● **THE TASK**
In the listing below, pick out lines with "设半径为r".

>> begin

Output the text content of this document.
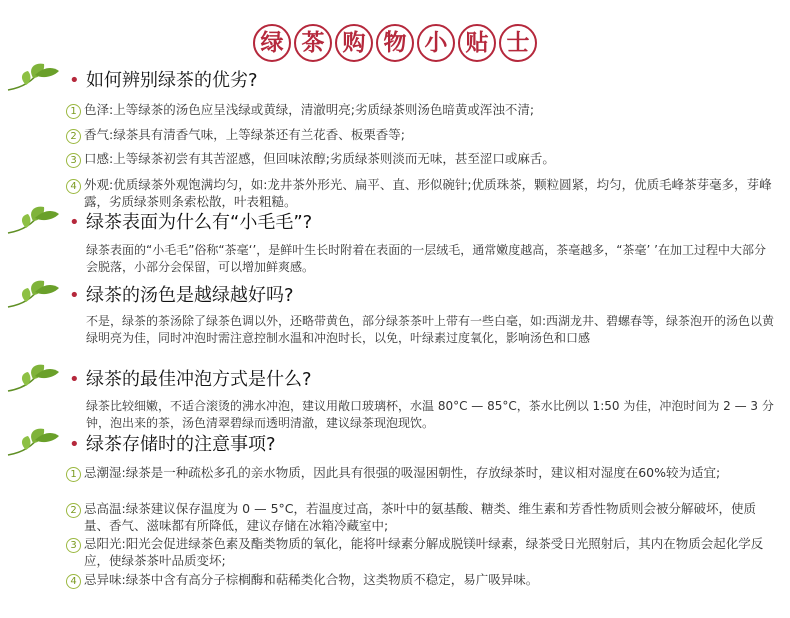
绿 茶 购 物 小 贴 士
• 如何辨别绿茶的优劣?
1 色泽:上等绿茶的汤色应呈浅绿或黄绿，清澈明亮;劣质绿茶则汤色暗黄或浑浊不清;
2 香气:绿茶具有清香气味，上等绿茶还有兰花香、板栗香等;
3 口感:上等绿茶初尝有其苦涩感，但回味浓醇;劣质绿茶则淡而无味，甚至涩口或麻舌。
4 外观:优质绿茶外观饱满均匀，如:龙井茶外形光、扁平、直、形似碗针;优质珠茶，颗粒圆紧，均匀，优质毛峰茶芽毫多，芽峰露，劣质绿茶则条索松散，叶表粗糙。
• 绿茶表面为什么有“小毛毛”?
绿茶表面的“小毛毛”俗称“茶毫‘’，是鲜叶生长时附着在表面的一层绒毛，通常嫩度越高，茶毫越多，“茶毫’ ’在加工过程中大部分会脱落，小部分会保留，可以增加鲜爽感。
• 绿茶的汤色是越绿越好吗?
不是，绿茶的茶汤除了绿茶色调以外，还略带黄色，部分绿茶茶叶上带有一些白毫，如:西湖龙井、碧螺春等，绿茶泡开的汤色以黄绿明亮为佳，同时冲泡时需注意控制水温和冲泡时长，以免，叶绿素过度氧化，影响汤色和口感
• 绿茶的最佳冲泡方式是什么?
绿茶比较细嫩，不适合滚烫的沸水冲泡，建议用敞口玻璃杯，水温 80°C — 85°C，茶水比例以 1:50 为佳，冲泡时间为 2 — 3 分钟，泡出来的茶，汤色清翠碧绿而透明清澈，建议绿茶现泡现饮。
• 绿茶存储时的注意事项?
1 忌潮湿:绿茶是一种疏松多孔的亲水物质，因此具有很强的吸湿困朝性，存放绿茶时，建议相对湿度在60%较为适宜;
2 忌高温:绿茶建议保存温度为 0 — 5°C，若温度过高，茶叶中的氨基酸、糖类、维生素和芳香性物质则会被分解破坏，使质量、香气、滋味都有所降低，建议存储在冰箱冷藏室中;
3 忌阳光:阳光会促进绿茶色素及酯类物质的氧化，能将叶绿素分解成脱镁叶绿素，绿茶受日光照射后，其内在物质会起化学反应，使绿茶茶叶品质变坏;
4 忌异味:绿茶中含有高分子棕榈酶和萜稀类化合物，这类物质不稳定，易广吸异味。
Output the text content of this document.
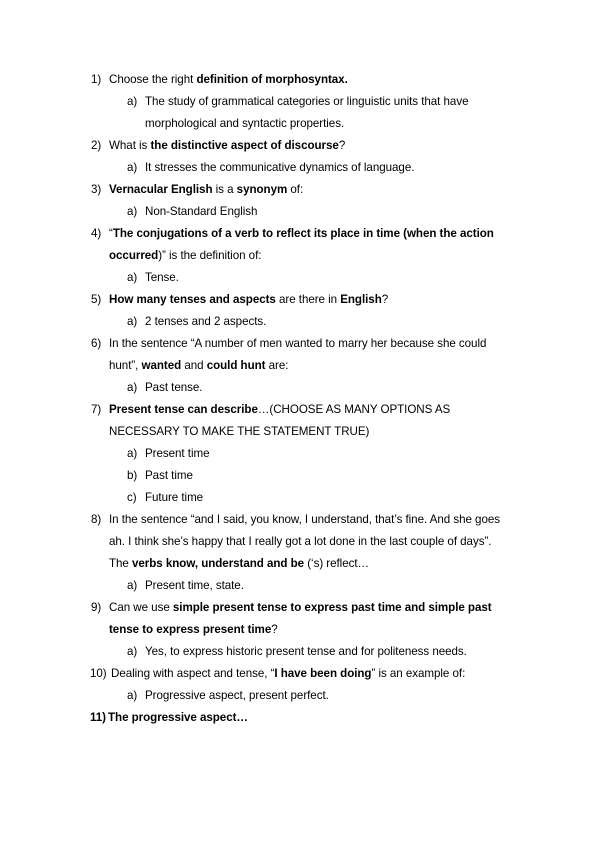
1) Choose the right definition of morphosyntax.
a) The study of grammatical categories or linguistic units that have
morphological and syntactic properties.
2) What is the distinctive aspect of discourse?
a) It stresses the communicative dynamics of language.
3) Vernacular English is a synonym of:
a) Non-Standard English
4) “The conjugations of a verb to reflect its place in time (when the action
occurred)” is the definition of:
a) Tense.
5) How many tenses and aspects are there in English?
a) 2 tenses and 2 aspects.
6) In the sentence “A number of men wanted to marry her because she could
hunt”, wanted and could hunt are:
a) Past tense.
7) Present tense can describe…(CHOOSE AS MANY OPTIONS AS
NECESSARY TO MAKE THE STATEMENT TRUE)
a) Present time
b) Past time
c) Future time
8) In the sentence “and I said, you know, I understand, that’s fine. And she goes
ah. I think she’s happy that I really got a lot done in the last couple of days”.
The verbs know, understand and be (‘s) reflect…
a) Present time, state.
9) Can we use simple present tense to express past time and simple past
tense to express present time?
a) Yes, to express historic present tense and for politeness needs.
10) Dealing with aspect and tense, “I have been doing” is an example of:
a) Progressive aspect, present perfect.
11) The progressive aspect…
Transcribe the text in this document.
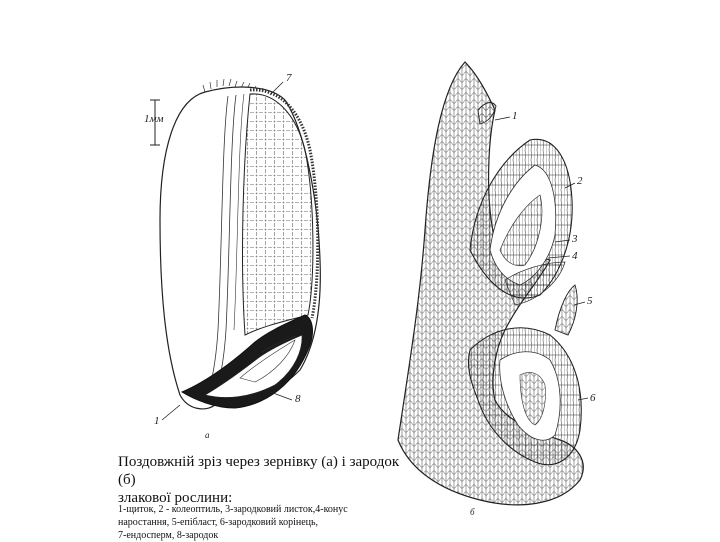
1мм
7
1
8
а
1
2
3
4
5
6
б
Поздовжній зріз через зернівку (а) і зародок (б)
злакової рослини:
1-щиток, 2 - колеоптиль, 3-зародковий листок,4-конус
наростання, 5-епібласт, 6-зародковий корінець,
7-ендосперм, 8-зародок
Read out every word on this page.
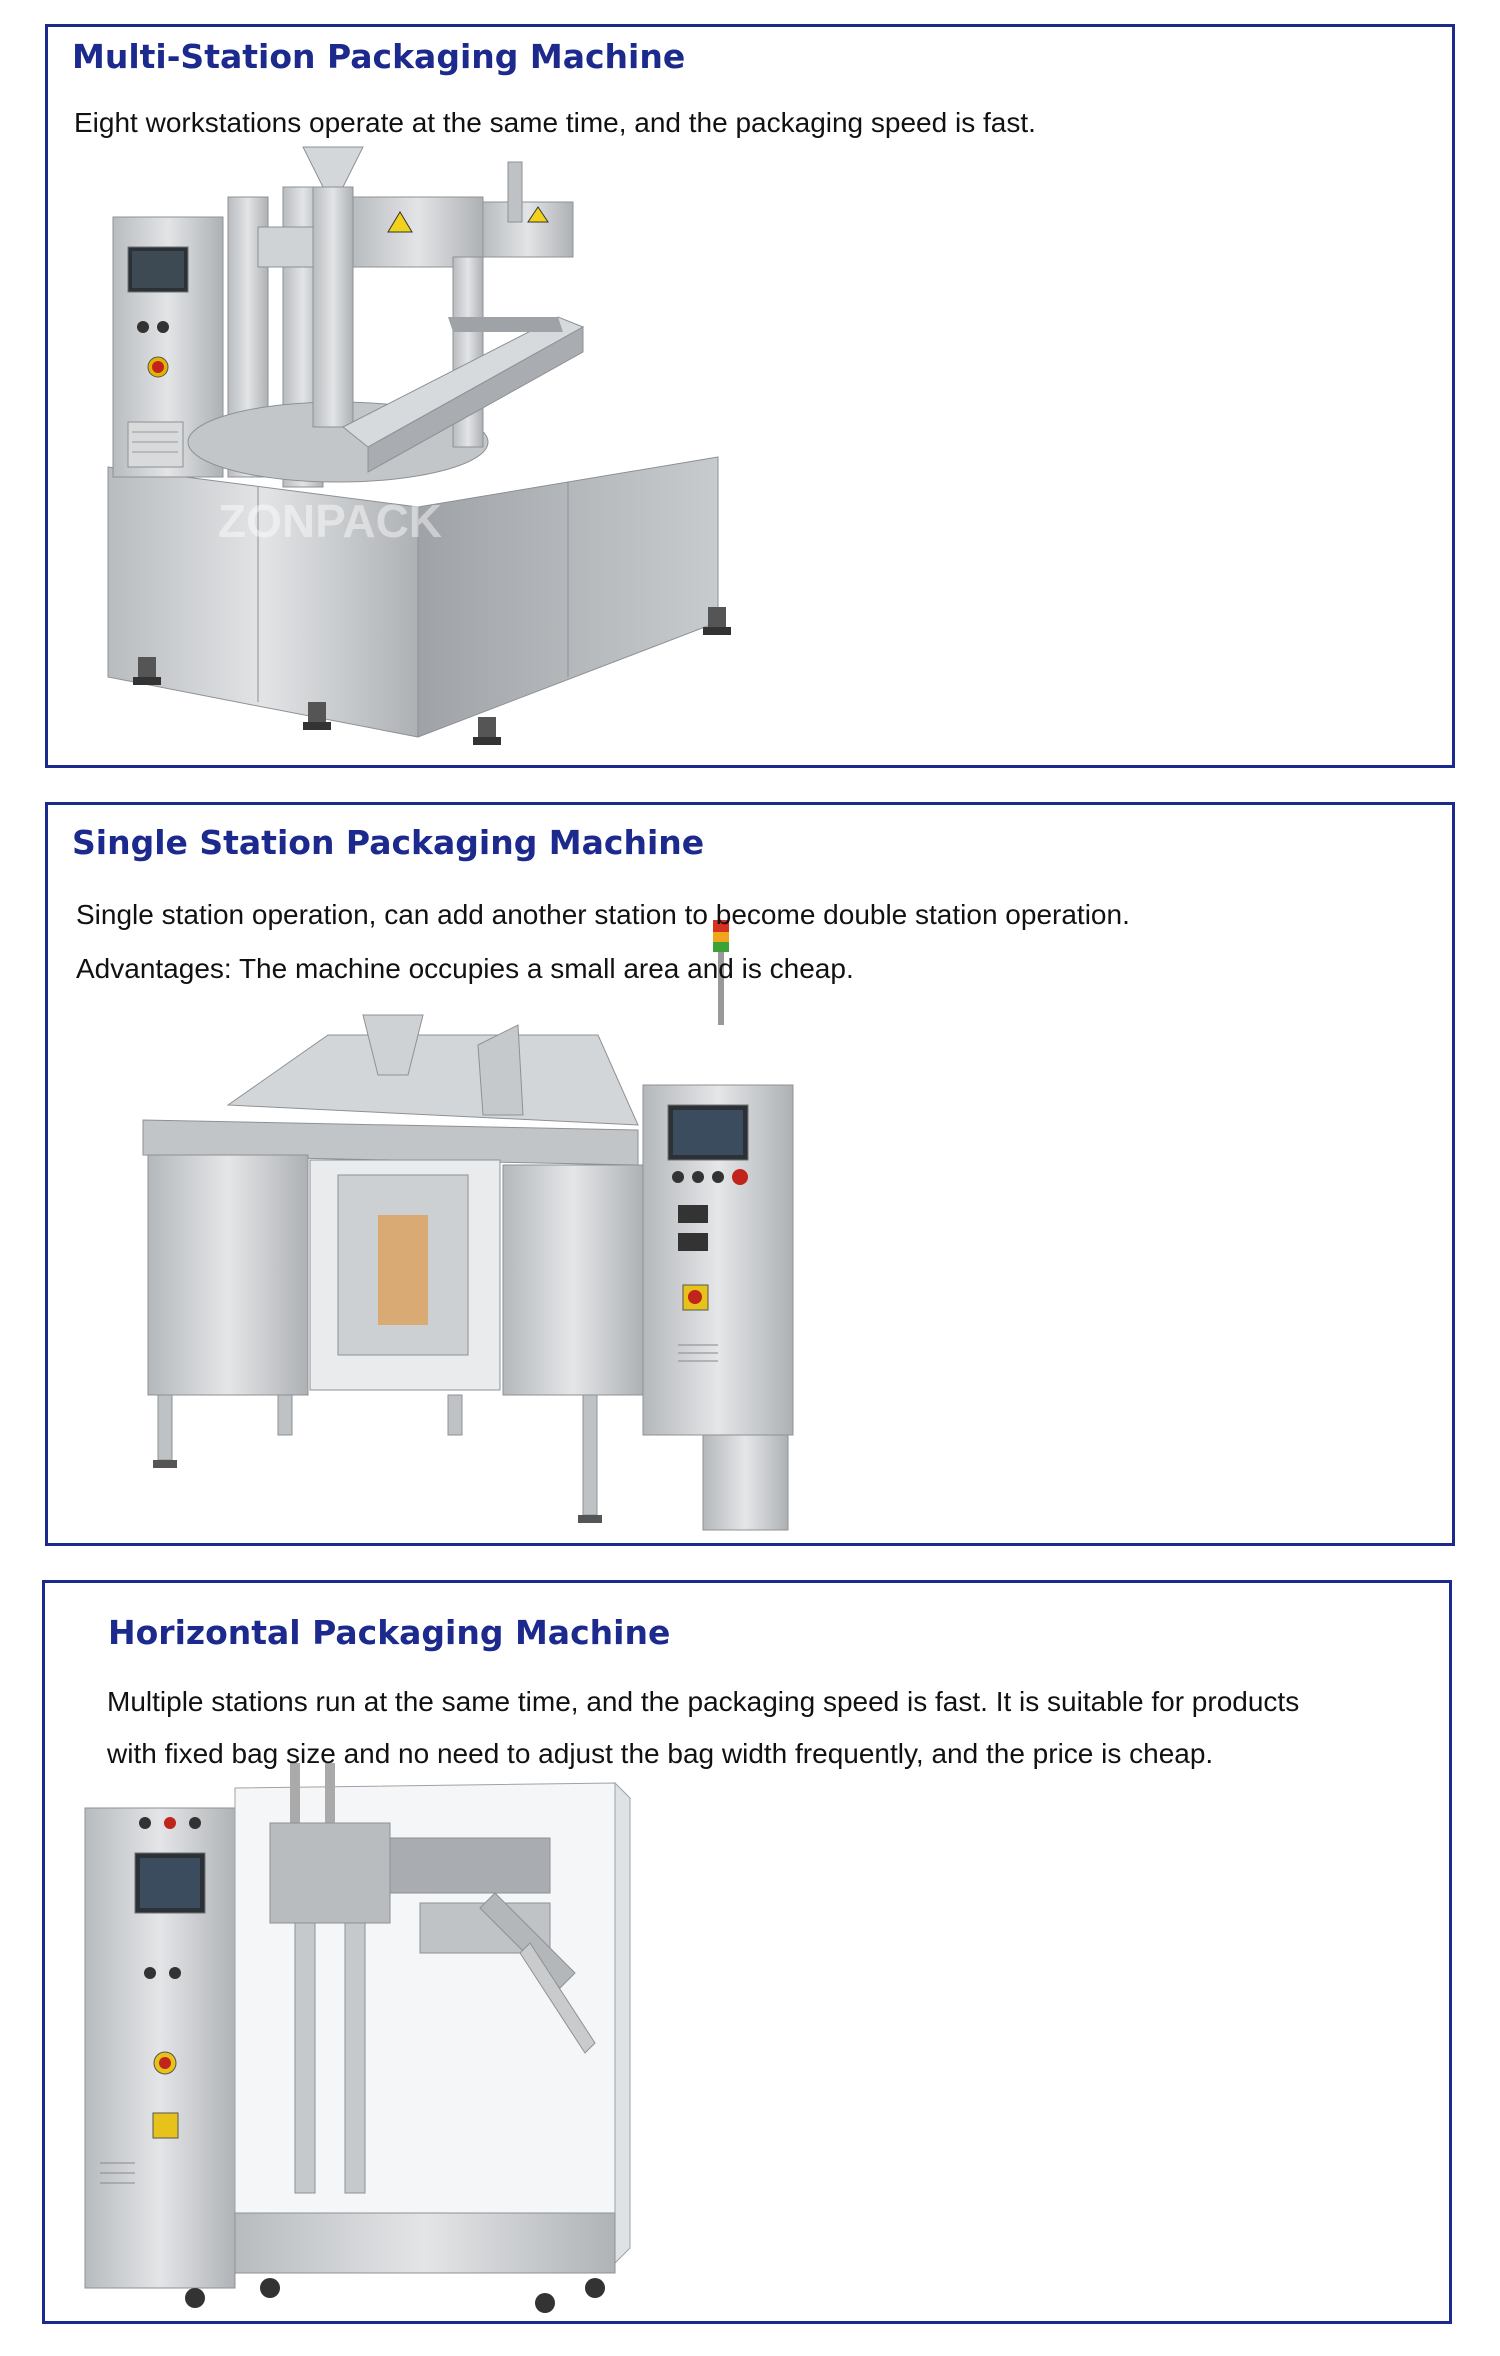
Multi-Station Packaging Machine

Eight workstations operate at the same time, and the packaging speed is fast.

ZONPACK
Single Station Packaging Machine

Single station operation, can add another station to become double station operation.

Advantages: The machine occupies a small area and is cheap.

Horizontal Packaging Machine

Multiple stations run at the same time, and the packaging speed is fast. It is suitable for products

with fixed bag size and no need to adjust the bag width frequently, and the price is cheap.
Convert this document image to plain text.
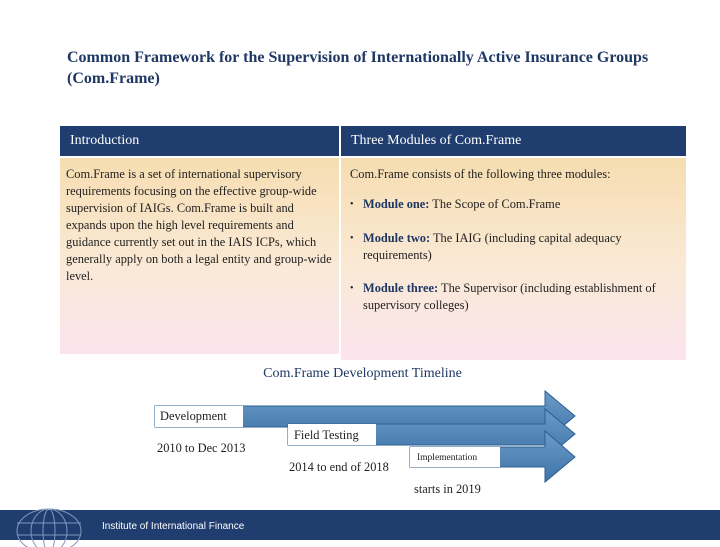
Common Framework for the Supervision of Internationally Active Insurance Groups (Com.Frame)
Introduction	Three Modules of Com.Frame
Com.Frame is a set of international supervisory requirements focusing on the effective group-wide supervision of IAIGs. Com.Frame is built and expands upon the high level requirements and guidance currently set out in the IAIS ICPs, which generally apply on both a legal entity and group-wide level.
Com.Frame consists of the following three modules:
• Module one: The Scope of Com.Frame
• Module two: The IAIG (including capital adequacy requirements)
• Module three: The Supervisor (including establishment of supervisory colleges)
Com.Frame Development Timeline
Development
2010 to Dec 2013
Field Testing
2014 to end of 2018
Implementation
starts in 2019
Institute of International Finance
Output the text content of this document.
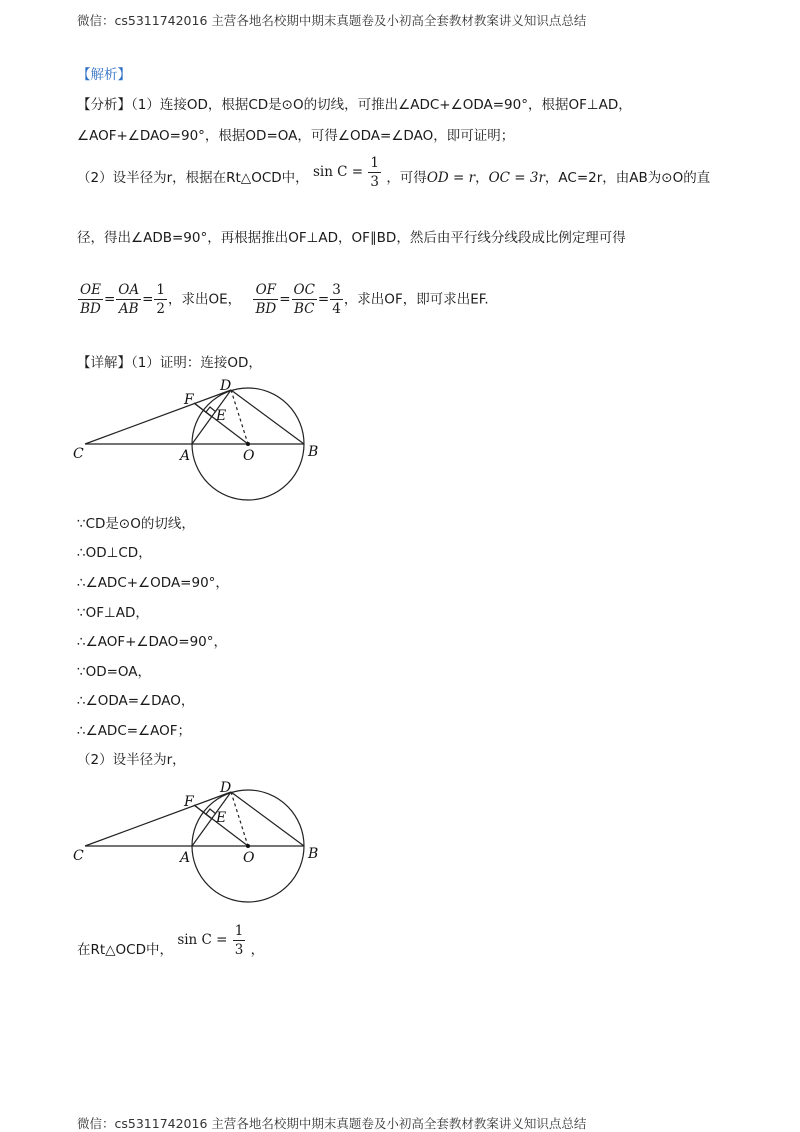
微信：cs5311742016 主营各地名校期中期末真题卷及小初高全套教材教案讲义知识点总结
【解析】
【分析】（1）连接OD，根据CD是⊙O的切线，可推出∠ADC+∠ODA=90°，根据OF⊥AD，
∠AOF+∠DAO=90°，根据OD=OA，可得∠ODA=∠DAO，即可证明；
（2）设半径为r，根据在Rt△OCD中， $\sin C = \frac{1}{3}$ ，可得OD = r，OC = 3r，AC=2r，由AB为⊙O的直
径，得出∠ADB=90°，再根据推出OF⊥AD，OF∥BD，然后由平行线分线段成比例定理可得
$\frac{OE}{BD} = \frac{OA}{AB} = \frac{1}{2}$ ，求出OE， $\frac{OF}{BD} = \frac{OC}{BC} = \frac{3}{4}$ ，求出OF，即可求出EF.
【详解】（1）证明：连接OD，
C	A	O	B
D
F
E
∵CD是⊙O的切线，
∴OD⊥CD，
∴∠ADC+∠ODA=90°，
∵OF⊥AD，
∴∠AOF+∠DAO=90°，
∵OD=OA，
∴∠ODA=∠DAO，
∴∠ADC=∠AOF；
（2）设半径为r，
C	A	O	B
D
F
E
在Rt△OCD中， $\sin C = \frac{1}{3}$ ，
微信：cs5311742016 主营各地名校期中期末真题卷及小初高全套教材教案讲义知识点总结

>> end

● **SOLVED EXERCISE**
（2）设半径为r，根据在Rt△OCD中， $\sin C = \frac{1}{3}$ ，可得OD = r，OC = 3r，AC=2r，由AB为⊙O的直
（2）设半径为r，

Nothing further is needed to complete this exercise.